ACTIVITY: Print, exactly as written, the line containing "Extract all readable text from this page." and every line after it, ending with the final line of the data below.

Top of MATERIAL TO PROCESS

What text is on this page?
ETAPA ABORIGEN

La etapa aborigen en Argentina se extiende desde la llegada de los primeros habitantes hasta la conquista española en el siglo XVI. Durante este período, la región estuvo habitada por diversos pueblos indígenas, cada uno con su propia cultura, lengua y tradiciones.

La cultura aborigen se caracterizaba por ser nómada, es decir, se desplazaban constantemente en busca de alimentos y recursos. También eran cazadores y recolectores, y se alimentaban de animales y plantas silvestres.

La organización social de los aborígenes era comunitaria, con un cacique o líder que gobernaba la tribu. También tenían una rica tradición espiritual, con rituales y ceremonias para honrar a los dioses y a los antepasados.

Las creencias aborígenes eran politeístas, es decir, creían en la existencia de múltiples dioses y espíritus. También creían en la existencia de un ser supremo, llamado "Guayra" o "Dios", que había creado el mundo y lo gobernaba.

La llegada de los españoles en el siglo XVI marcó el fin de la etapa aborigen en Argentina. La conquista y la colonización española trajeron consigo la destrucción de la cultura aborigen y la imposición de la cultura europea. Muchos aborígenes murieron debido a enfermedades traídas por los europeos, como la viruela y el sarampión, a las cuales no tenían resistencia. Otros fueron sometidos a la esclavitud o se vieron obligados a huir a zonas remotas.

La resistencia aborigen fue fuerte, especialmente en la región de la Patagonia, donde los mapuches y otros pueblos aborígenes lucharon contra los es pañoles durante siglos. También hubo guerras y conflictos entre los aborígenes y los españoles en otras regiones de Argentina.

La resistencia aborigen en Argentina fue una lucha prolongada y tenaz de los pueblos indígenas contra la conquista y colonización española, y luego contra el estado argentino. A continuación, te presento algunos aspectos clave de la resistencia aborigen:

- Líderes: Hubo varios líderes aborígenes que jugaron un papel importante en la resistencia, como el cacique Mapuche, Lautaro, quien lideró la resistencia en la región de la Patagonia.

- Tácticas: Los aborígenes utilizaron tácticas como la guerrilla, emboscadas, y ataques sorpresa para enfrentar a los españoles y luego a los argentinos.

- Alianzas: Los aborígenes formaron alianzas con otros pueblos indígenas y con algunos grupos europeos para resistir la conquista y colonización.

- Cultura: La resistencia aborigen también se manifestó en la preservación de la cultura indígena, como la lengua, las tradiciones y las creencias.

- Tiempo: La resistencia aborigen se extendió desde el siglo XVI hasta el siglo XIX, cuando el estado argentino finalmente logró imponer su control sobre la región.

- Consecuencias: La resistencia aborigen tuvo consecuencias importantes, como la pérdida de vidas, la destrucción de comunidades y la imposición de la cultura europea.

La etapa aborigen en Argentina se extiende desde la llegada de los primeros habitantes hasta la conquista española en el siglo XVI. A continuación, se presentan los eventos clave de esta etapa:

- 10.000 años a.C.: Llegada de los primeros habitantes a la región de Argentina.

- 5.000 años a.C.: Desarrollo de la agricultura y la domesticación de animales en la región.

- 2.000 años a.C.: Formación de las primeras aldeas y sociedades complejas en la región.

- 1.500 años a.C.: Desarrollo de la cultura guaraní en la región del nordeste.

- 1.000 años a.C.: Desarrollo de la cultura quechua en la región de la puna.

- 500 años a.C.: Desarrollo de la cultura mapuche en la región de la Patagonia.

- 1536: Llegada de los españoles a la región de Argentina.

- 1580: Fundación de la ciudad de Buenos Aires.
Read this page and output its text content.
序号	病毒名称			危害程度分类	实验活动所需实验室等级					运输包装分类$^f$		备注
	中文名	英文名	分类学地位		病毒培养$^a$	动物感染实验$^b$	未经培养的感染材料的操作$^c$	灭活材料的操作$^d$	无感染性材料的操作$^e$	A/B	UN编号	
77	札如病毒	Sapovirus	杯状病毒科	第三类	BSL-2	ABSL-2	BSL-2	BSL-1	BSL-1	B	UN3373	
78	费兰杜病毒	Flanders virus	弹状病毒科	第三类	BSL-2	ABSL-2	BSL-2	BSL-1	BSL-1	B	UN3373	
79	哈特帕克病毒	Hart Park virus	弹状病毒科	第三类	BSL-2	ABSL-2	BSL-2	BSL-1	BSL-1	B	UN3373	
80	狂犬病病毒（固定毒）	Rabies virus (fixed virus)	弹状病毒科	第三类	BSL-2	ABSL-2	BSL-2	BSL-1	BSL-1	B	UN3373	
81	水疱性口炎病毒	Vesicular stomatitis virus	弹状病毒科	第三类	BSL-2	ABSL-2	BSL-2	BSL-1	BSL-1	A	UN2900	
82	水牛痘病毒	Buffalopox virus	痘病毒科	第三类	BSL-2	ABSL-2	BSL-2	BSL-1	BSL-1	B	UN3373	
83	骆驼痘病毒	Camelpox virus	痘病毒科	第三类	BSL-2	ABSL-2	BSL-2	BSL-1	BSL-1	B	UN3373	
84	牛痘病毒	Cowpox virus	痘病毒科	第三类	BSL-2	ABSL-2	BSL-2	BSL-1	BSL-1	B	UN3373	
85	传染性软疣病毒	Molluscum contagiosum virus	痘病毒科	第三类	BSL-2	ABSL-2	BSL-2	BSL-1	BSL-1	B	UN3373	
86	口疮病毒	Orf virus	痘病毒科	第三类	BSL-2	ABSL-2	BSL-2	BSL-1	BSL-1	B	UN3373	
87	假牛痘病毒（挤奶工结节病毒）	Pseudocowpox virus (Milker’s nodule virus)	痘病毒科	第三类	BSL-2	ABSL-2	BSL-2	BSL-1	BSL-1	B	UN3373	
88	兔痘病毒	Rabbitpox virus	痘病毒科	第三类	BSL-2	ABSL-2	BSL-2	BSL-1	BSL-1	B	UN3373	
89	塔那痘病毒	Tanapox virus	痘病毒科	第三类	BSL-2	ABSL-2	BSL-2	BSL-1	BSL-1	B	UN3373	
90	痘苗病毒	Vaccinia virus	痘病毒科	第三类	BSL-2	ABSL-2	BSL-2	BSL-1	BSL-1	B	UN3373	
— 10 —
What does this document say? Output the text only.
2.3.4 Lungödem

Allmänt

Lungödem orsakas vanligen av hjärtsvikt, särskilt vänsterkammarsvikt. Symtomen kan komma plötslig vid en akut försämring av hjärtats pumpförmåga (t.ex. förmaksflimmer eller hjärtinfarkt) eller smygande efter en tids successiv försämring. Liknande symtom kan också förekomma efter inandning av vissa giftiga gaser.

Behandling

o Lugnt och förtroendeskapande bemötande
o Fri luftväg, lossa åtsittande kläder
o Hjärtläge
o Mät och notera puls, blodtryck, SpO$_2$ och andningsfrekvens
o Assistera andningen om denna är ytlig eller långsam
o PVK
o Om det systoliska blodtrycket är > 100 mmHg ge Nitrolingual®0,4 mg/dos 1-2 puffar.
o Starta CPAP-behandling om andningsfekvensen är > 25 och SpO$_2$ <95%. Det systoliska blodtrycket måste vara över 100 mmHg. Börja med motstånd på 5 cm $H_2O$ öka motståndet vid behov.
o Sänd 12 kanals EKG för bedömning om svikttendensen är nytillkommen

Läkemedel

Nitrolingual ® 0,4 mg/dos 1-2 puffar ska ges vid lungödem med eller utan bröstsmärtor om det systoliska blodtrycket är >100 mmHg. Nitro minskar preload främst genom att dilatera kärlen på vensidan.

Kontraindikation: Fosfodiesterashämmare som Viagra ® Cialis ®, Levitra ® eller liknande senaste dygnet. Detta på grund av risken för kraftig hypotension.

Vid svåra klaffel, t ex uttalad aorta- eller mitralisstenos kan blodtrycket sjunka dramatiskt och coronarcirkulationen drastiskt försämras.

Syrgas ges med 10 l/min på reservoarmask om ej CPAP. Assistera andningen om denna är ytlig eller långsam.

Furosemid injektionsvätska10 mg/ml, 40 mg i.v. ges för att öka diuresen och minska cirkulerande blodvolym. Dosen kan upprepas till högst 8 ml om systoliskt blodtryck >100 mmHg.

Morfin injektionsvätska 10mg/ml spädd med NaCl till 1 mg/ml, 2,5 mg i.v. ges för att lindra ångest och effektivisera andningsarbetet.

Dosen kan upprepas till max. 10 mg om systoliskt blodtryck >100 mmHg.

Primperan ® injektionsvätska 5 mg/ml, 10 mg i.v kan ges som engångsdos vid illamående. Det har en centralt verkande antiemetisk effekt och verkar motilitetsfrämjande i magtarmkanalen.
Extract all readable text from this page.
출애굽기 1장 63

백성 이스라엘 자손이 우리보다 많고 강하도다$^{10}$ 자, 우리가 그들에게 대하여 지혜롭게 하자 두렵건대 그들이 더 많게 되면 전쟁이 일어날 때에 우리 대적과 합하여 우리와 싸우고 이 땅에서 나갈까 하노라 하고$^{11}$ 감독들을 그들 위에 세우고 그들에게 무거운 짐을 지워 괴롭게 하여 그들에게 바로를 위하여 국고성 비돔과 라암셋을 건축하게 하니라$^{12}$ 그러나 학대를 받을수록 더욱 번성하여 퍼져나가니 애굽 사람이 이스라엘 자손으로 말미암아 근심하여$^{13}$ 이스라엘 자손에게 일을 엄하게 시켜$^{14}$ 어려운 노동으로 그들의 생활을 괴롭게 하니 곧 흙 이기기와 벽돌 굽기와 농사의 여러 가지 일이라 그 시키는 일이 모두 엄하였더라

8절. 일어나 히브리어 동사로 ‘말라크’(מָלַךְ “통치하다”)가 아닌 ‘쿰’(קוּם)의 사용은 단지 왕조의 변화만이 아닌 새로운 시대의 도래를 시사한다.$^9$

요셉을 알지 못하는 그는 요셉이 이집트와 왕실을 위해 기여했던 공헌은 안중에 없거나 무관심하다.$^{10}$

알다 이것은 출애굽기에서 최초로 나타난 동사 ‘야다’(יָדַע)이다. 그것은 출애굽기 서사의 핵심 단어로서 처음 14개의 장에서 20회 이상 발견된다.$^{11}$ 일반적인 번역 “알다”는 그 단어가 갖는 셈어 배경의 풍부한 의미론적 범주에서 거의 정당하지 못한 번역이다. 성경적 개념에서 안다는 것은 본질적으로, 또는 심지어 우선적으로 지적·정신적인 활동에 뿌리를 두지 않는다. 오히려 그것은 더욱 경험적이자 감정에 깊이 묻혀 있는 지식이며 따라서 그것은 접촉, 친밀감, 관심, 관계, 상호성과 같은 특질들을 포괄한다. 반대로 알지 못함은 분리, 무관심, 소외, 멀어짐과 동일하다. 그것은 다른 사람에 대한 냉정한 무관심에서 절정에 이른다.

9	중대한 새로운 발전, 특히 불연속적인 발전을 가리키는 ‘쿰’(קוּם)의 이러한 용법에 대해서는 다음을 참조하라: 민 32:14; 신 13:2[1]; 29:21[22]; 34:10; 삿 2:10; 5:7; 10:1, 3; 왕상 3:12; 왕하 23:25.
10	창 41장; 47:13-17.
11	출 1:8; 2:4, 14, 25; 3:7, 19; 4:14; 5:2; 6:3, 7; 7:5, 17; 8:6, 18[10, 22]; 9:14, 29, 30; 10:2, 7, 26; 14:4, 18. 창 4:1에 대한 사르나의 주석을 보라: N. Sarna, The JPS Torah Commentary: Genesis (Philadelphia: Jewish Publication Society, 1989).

Bottom of MATERIAL TO PROCESS

COMPLETED EXERCISE:
Extract all readable text from this page.
출애굽기 1장 63

백성 이스라엘 자손이 우리보다 많고 강하도다$^{10}$ 자, 우리가 그들에게 대하여 지혜롭게 하자 두렵건대 그들이 더 많게 되면 전쟁이 일어날 때에 우리 대적과 합하여 우리와 싸우고 이 땅에서 나갈까 하노라 하고$^{11}$ 감독들을 그들 위에 세우고 그들에게 무거운 짐을 지워 괴롭게 하여 그들에게 바로를 위하여 국고성 비돔과 라암셋을 건축하게 하니라$^{12}$ 그러나 학대를 받을수록 더욱 번성하여 퍼져나가니 애굽 사람이 이스라엘 자손으로 말미암아 근심하여$^{13}$ 이스라엘 자손에게 일을 엄하게 시켜$^{14}$ 어려운 노동으로 그들의 생활을 괴롭게 하니 곧 흙 이기기와 벽돌 굽기와 농사의 여러 가지 일이라 그 시키는 일이 모두 엄하였더라

8절. 일어나 히브리어 동사로 ‘말라크’(מָלַךְ “통치하다”)가 아닌 ‘쿰’(קוּם)의 사용은 단지 왕조의 변화만이 아닌 새로운 시대의 도래를 시사한다.$^9$

요셉을 알지 못하는 그는 요셉이 이집트와 왕실을 위해 기여했던 공헌은 안중에 없거나 무관심하다.$^{10}$

알다 이것은 출애굽기에서 최초로 나타난 동사 ‘야다’(יָדַע)이다. 그것은 출애굽기 서사의 핵심 단어로서 처음 14개의 장에서 20회 이상 발견된다.$^{11}$ 일반적인 번역 “알다”는 그 단어가 갖는 셈어 배경의 풍부한 의미론적 범주에서 거의 정당하지 못한 번역이다. 성경적 개념에서 안다는 것은 본질적으로, 또는 심지어 우선적으로 지적·정신적인 활동에 뿌리를 두지 않는다. 오히려 그것은 더욱 경험적이자 감정에 깊이 묻혀 있는 지식이며 따라서 그것은 접촉, 친밀감, 관심, 관계, 상호성과 같은 특질들을 포괄한다. 반대로 알지 못함은 분리, 무관심, 소외, 멀어짐과 동일하다. 그것은 다른 사람에 대한 냉정한 무관심에서 절정에 이른다.

9	중대한 새로운 발전, 특히 불연속적인 발전을 가리키는 ‘쿰’(קוּם)의 이러한 용법에 대해서는 다음을 참조하라: 민 32:14; 신 13:2[1]; 29:21[22]; 34:10; 삿 2:10; 5:7; 10:1, 3; 왕상 3:12; 왕하 23:25.
10	창 41장; 47:13-17.
11	출 1:8; 2:4, 14, 25; 3:7, 19; 4:14; 5:2; 6:3, 7; 7:5, 17; 8:6, 18[10, 22]; 9:14, 29, 30; 10:2, 7, 26; 14:4, 18. 창 4:1에 대한 사르나의 주석을 보라: N. Sarna, The JPS Torah Commentary: Genesis (Philadelphia: Jewish Publication Society, 1989).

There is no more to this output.